# GOAL
Copy each line that has the string "JSON" somewhere in it.

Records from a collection
┄┄┄┄┄┄┄┄┄┄┄┄┄┄┄┄┄┄┄┄

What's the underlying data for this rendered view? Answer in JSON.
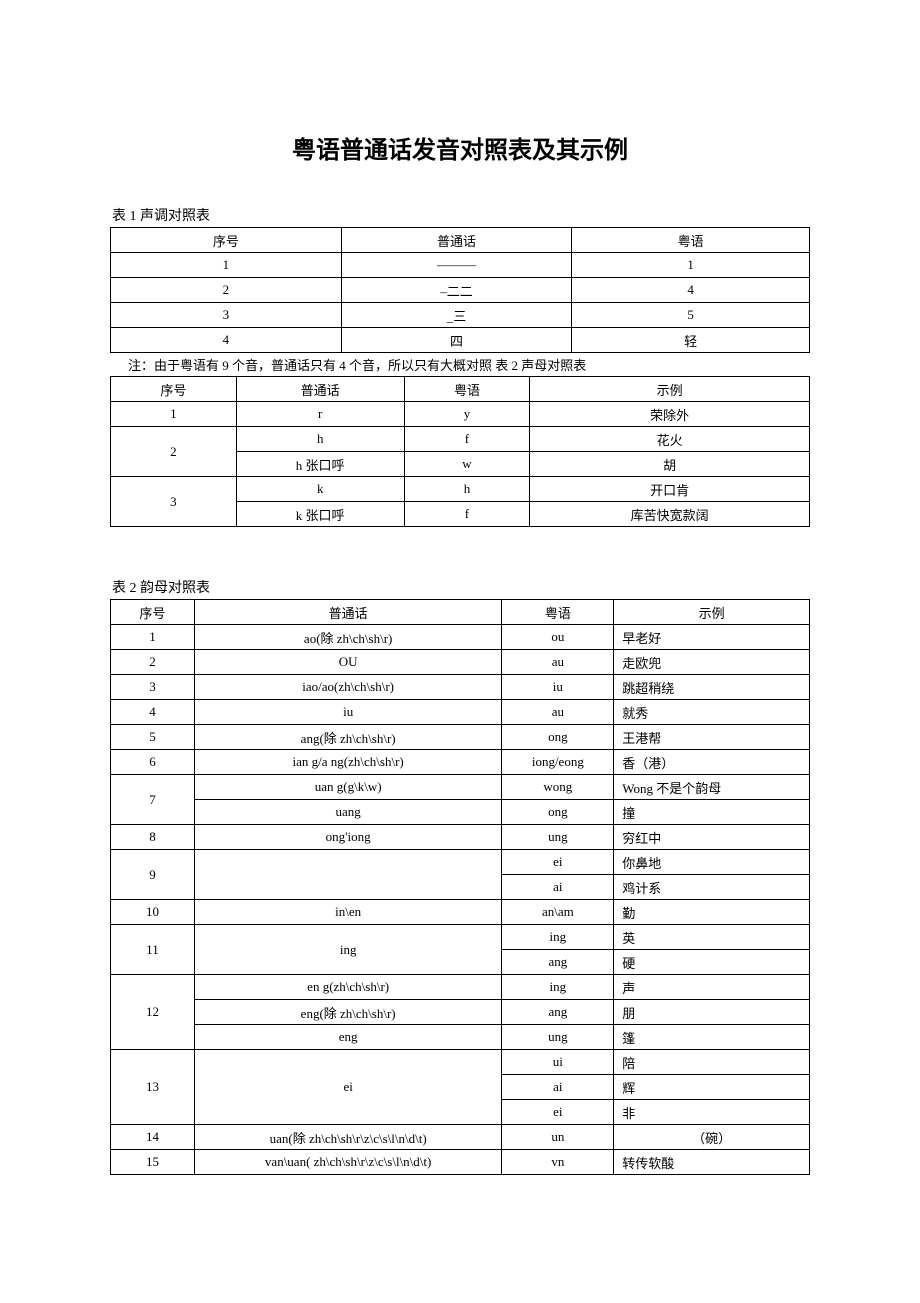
{
  "title": "粤语普通话发音对照表及其示例",
  "table1": {
    "caption": "表 1 声调对照表",
    "headers": [
      "序号",
      "普通话",
      "粤语"
    ],
    "rows": [
      [
        "1",
        "———",
        "1"
      ],
      [
        "2",
        "–二二",
        "4"
      ],
      [
        "3",
        "_三",
        "5"
      ],
      [
        "4",
        "四",
        "轻"
      ]
    ]
  },
  "note_text": "注：由于粤语有 9 个音，普通话只有  4 个音，所以只有大概对照  表 2 声母对照表",
  "table2": {
    "headers": [
      "序号",
      "普通话",
      "粤语",
      "示例"
    ],
    "rows": [
      {
        "seq": "1",
        "rowspan": 1,
        "cells": [
          [
            "r",
            "y",
            "荣除外"
          ]
        ]
      },
      {
        "seq": "2",
        "rowspan": 2,
        "cells": [
          [
            "h",
            "f",
            "花火"
          ],
          [
            "h 张口呼",
            "w",
            "胡"
          ]
        ]
      },
      {
        "seq": "3",
        "rowspan": 2,
        "cells": [
          [
            "k",
            "h",
            "开口肯"
          ],
          [
            "k 张口呼",
            "f",
            "库苦快宽款阔"
          ]
        ]
      }
    ]
  },
  "table3": {
    "caption": "表 2 韵母对照表",
    "headers": [
      "序号",
      "普通话",
      "粤语",
      "示例"
    ],
    "rows": [
      {
        "seq": "1",
        "span": 1,
        "p": [
          "ao(除  zh\\ch\\sh\\r)"
        ],
        "y": [
          "ou"
        ],
        "ex": [
          "早老好"
        ]
      },
      {
        "seq": "2",
        "span": 1,
        "p": [
          "OU"
        ],
        "y": [
          "au"
        ],
        "ex": [
          "走欧兜"
        ]
      },
      {
        "seq": "3",
        "span": 1,
        "p": [
          "iao/ao(zh\\ch\\sh\\r)"
        ],
        "y": [
          "iu"
        ],
        "ex": [
          "跳超稍绕"
        ]
      },
      {
        "seq": "4",
        "span": 1,
        "p": [
          "iu"
        ],
        "y": [
          "au"
        ],
        "ex": [
          "就秀"
        ]
      },
      {
        "seq": "5",
        "span": 1,
        "p": [
          "ang(除  zh\\ch\\sh\\r)"
        ],
        "y": [
          "ong"
        ],
        "ex": [
          "王港帮"
        ]
      },
      {
        "seq": "6",
        "span": 1,
        "p": [
          "ian g/a ng(zh\\ch\\sh\\r)"
        ],
        "y": [
          "iong/eong"
        ],
        "ex": [
          "香（港）"
        ]
      },
      {
        "seq": "7",
        "span": 2,
        "p": [
          "uan g(g\\k\\w)",
          "uang"
        ],
        "y": [
          "wong",
          "ong"
        ],
        "ex": [
          "Wong 不是个韵母",
          "撞"
        ]
      },
      {
        "seq": "8",
        "span": 1,
        "p": [
          "ong'iong"
        ],
        "y": [
          "ung"
        ],
        "ex": [
          "穷红中"
        ]
      },
      {
        "seq": "9",
        "span": 2,
        "p_merged": "",
        "y": [
          "ei",
          "ai"
        ],
        "ex": [
          "你鼻地",
          "鸡计系"
        ]
      },
      {
        "seq": "10",
        "span": 1,
        "p": [
          "in\\en"
        ],
        "y": [
          "an\\am"
        ],
        "ex": [
          "勤"
        ]
      },
      {
        "seq": "11",
        "span": 2,
        "p_merged": "ing",
        "y": [
          "ing",
          "ang"
        ],
        "ex": [
          "英",
          "硬"
        ]
      },
      {
        "seq": "12",
        "span": 3,
        "p": [
          "en g(zh\\ch\\sh\\r)",
          "eng(除  zh\\ch\\sh\\r)",
          "eng"
        ],
        "y": [
          "ing",
          "ang",
          "ung"
        ],
        "ex": [
          "声",
          "朋",
          "篷"
        ]
      },
      {
        "seq": "13",
        "span": 3,
        "p_merged": "ei",
        "y": [
          "ui",
          "ai",
          "ei"
        ],
        "ex": [
          "陪",
          "辉",
          "非"
        ]
      },
      {
        "seq": "14",
        "span": 1,
        "p": [
          "uan(除  zh\\ch\\sh\\r\\z\\c\\s\\l\\n\\d\\t)"
        ],
        "y": [
          "un"
        ],
        "ex": [
          "（碗）"
        ]
      },
      {
        "seq": "15",
        "span": 1,
        "p": [
          "van\\uan( zh\\ch\\sh\\r\\z\\c\\s\\l\\n\\d\\t)"
        ],
        "y": [
          "vn"
        ],
        "ex": [
          "转传软酸"
        ]
      }
    ]
  }
}
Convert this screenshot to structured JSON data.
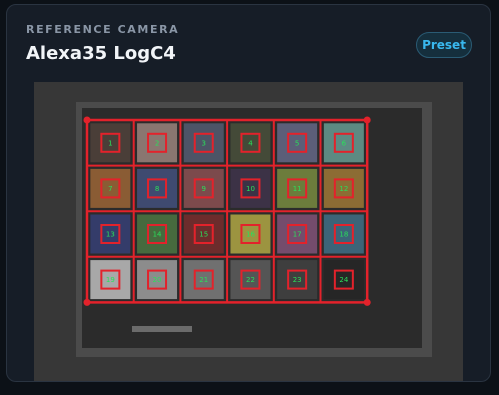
{
  "header": {
    "eyebrow": "REFERENCE CAMERA",
    "title": "Alexa35 LogC4",
    "preset_label": "Preset"
  },
  "accent_color": "#39b8ee",
  "grid_line_color": "#e3222b",
  "label_color": "#29e05a",
  "patches": [
    {
      "label": "1",
      "color": "#4a3e38"
    },
    {
      "label": "2",
      "color": "#8a7670"
    },
    {
      "label": "3",
      "color": "#4d5466"
    },
    {
      "label": "4",
      "color": "#444a38"
    },
    {
      "label": "5",
      "color": "#5c5e78"
    },
    {
      "label": "6",
      "color": "#5d8a82"
    },
    {
      "label": "7",
      "color": "#8a5c34"
    },
    {
      "label": "8",
      "color": "#3f4a70"
    },
    {
      "label": "9",
      "color": "#7c4a4c"
    },
    {
      "label": "10",
      "color": "#3c3246"
    },
    {
      "label": "11",
      "color": "#6c7c3c"
    },
    {
      "label": "12",
      "color": "#8c6c34"
    },
    {
      "label": "13",
      "color": "#343c6a"
    },
    {
      "label": "14",
      "color": "#466a3e"
    },
    {
      "label": "15",
      "color": "#6c2c2c"
    },
    {
      "label": "16",
      "color": "#9c9440"
    },
    {
      "label": "17",
      "color": "#744c6c"
    },
    {
      "label": "18",
      "color": "#3c6478"
    },
    {
      "label": "19",
      "color": "#a8a8a8"
    },
    {
      "label": "20",
      "color": "#8c8c8c"
    },
    {
      "label": "21",
      "color": "#707070"
    },
    {
      "label": "22",
      "color": "#555555"
    },
    {
      "label": "23",
      "color": "#3e3e3e"
    },
    {
      "label": "24",
      "color": "#262626"
    }
  ]
}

┄┄┄┄┄┄┄┄┄┄┄┄┄┄┄┄┄┄┄┄

# WORKED SOLUTION
What's the underlying data for this rendered view? Answer in JSON.
Convert this screenshot to structured JSON data.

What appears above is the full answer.